■ Instrução da tarefa ■
No texto sobre as mulheres guarani de Tenondé Porã, na casa de quem Eva decidiu buscar abrigo?

Eva, 36 anos, lutava diariamente contra o controle opressivo do marido ciumento, que limitava suas ações no território indígena de Tenondé Porã, localizado em Parelheiros, no extremo-sul de São Paulo. Sem opções, decidiu buscar abrigo na casa de Jerá Guarani, liderança da aldeia Kalipety. Essa prática, que há uma década era impensável, demonstra a resistência e transformação social que emergem na comunidade.
Jerá lembra que, no passado, mulheres como Eva frequentemente enfrentavam a violência em silêncio. Segundo informações publicadas pela Folha de S.Paulo, as mulheres eram frequentemente ignoradas ao relatarem abusos. Essa mudança não ocorreu da noite para o dia; foi necessário um longo processo de luta para dar voz e respeito às mulheres guarani, incluindo propostas inovadoras como a exibição de uma escultura de vulva na casa de reza.

■ Informações fornecidas ■
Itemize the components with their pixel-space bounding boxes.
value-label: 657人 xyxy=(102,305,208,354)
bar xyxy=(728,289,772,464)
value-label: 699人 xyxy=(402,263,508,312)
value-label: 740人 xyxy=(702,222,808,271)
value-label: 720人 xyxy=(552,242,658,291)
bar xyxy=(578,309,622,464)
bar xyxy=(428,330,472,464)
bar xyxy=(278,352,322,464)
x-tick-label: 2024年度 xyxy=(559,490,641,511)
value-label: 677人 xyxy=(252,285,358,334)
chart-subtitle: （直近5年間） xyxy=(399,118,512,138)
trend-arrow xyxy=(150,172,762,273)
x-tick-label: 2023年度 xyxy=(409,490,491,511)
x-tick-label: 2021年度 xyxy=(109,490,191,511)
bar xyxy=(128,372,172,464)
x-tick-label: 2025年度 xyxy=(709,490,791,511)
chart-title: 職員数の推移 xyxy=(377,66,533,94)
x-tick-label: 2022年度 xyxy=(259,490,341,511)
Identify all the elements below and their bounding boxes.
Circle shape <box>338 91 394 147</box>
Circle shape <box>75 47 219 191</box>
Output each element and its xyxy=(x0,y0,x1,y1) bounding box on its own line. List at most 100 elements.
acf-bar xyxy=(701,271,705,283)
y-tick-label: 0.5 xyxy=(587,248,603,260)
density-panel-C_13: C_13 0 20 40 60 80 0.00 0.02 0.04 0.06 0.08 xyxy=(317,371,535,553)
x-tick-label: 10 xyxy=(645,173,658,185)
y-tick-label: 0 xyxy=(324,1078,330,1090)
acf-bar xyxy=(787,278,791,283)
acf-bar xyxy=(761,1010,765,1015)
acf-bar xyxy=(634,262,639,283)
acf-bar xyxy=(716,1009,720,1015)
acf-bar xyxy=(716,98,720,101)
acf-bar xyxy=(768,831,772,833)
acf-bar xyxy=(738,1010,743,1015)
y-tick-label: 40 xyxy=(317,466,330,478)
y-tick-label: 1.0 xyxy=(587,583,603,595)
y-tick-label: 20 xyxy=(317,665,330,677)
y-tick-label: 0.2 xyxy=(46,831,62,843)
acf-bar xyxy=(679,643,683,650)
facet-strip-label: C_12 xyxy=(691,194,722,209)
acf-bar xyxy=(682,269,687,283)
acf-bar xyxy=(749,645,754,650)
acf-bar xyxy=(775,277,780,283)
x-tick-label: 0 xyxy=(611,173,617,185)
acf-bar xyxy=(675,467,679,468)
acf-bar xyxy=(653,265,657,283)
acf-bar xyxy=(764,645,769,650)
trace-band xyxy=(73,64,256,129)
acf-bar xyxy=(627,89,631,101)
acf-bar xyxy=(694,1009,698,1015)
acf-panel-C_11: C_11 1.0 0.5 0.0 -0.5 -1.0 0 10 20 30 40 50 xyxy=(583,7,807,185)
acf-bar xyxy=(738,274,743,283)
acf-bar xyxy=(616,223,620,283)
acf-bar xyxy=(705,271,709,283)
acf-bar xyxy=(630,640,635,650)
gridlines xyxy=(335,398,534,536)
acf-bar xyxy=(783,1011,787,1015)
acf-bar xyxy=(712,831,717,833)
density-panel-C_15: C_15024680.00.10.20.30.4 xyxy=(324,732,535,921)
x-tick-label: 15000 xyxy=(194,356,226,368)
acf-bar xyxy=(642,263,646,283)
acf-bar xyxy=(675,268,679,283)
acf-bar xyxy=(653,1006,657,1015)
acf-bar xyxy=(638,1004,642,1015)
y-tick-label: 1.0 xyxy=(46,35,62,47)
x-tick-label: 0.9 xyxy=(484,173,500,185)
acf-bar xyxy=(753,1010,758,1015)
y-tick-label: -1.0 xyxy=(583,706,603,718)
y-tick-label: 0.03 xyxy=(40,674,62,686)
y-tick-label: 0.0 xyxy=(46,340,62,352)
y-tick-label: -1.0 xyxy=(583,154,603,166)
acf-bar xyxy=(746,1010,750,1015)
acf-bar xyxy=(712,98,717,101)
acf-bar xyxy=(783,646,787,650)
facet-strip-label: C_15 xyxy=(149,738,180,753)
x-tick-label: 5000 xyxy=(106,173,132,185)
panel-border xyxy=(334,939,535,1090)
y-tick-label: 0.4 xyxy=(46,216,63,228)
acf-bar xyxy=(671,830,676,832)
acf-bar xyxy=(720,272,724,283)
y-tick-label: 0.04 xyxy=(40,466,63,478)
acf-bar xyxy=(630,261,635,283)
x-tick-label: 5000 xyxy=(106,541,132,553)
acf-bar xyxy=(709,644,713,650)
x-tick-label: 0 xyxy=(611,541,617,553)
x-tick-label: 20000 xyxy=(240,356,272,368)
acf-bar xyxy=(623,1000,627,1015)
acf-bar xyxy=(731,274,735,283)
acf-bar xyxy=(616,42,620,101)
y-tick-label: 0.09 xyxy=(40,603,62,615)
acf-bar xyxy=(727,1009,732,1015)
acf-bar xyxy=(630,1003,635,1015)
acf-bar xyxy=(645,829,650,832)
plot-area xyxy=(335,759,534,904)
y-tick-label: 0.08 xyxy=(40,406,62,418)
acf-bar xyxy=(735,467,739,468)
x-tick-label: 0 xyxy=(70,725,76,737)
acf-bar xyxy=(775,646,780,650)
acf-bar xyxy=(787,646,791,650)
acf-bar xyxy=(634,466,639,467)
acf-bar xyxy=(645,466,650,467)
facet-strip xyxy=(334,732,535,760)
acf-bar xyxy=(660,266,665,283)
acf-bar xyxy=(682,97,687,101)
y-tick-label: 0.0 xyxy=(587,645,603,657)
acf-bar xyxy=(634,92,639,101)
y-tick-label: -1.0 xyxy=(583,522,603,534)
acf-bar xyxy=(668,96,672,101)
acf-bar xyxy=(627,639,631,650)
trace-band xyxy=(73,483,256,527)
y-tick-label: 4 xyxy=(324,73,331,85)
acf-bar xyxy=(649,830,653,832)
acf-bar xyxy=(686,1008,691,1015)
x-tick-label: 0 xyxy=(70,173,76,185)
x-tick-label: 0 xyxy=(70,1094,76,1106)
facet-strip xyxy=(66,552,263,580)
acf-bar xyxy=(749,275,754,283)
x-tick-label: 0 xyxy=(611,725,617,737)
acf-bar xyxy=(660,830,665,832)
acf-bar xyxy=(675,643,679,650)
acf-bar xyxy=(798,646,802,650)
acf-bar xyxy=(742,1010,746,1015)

■ Resposta da tarefa ■
Na casa de Jerá Guarani, liderança da aldeia Kalipety.